JOB: Show all lines holding the string "Pabneukirchen".

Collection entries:
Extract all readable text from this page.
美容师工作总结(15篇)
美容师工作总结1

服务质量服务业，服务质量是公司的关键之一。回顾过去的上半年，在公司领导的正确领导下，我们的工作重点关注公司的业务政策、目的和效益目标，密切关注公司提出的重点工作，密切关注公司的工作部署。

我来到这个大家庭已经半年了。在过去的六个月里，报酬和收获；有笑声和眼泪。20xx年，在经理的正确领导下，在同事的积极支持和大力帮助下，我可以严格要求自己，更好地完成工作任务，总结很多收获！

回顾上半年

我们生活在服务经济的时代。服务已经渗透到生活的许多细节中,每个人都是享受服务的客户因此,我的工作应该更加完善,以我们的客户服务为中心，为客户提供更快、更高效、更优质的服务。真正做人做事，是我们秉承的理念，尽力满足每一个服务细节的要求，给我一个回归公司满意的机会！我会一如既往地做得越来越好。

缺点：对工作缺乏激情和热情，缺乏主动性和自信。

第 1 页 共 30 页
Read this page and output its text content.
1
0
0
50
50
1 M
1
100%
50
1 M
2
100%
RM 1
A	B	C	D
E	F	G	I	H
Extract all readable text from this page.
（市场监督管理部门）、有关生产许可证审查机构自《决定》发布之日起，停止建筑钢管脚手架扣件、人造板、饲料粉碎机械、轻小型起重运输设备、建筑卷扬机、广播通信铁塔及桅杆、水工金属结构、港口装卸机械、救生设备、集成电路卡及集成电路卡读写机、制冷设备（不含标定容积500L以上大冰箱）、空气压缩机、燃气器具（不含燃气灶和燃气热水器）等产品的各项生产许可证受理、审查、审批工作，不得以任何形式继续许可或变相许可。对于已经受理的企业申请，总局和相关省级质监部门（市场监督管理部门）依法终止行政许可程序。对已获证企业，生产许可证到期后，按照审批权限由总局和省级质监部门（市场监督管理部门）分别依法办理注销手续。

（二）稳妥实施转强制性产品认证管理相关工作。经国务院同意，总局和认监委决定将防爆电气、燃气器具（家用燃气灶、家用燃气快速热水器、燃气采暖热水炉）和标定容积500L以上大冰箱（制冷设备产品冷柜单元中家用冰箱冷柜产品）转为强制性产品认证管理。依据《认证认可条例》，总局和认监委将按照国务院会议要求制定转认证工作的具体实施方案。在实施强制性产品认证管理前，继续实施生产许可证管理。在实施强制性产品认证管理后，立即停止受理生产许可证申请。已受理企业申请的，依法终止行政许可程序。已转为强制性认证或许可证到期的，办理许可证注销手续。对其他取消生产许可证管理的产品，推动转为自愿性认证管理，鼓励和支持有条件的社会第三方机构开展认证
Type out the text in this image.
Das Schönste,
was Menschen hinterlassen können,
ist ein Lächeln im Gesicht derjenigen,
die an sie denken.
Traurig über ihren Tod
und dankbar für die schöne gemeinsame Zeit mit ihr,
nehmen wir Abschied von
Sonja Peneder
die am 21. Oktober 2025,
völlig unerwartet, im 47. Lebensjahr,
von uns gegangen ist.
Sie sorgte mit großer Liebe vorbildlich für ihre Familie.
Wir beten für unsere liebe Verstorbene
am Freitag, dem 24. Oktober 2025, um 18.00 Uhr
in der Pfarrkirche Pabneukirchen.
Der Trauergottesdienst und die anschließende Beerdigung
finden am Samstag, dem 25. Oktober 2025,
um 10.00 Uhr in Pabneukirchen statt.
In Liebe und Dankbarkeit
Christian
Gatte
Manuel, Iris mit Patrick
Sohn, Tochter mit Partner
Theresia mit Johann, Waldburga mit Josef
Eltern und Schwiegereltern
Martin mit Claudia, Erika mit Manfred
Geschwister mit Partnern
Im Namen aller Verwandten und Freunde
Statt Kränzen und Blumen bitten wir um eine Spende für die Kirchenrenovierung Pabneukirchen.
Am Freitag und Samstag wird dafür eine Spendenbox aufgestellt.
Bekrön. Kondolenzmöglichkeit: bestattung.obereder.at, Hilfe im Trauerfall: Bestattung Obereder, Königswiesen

PROBLEM SOLUTION:
in der Pfarrkirche Pabneukirchen.
um 10.00 Uhr in Pabneukirchen statt.
Statt Kränzen und Blumen bitten wir um eine Spende für die Kirchenrenovierung Pabneukirchen.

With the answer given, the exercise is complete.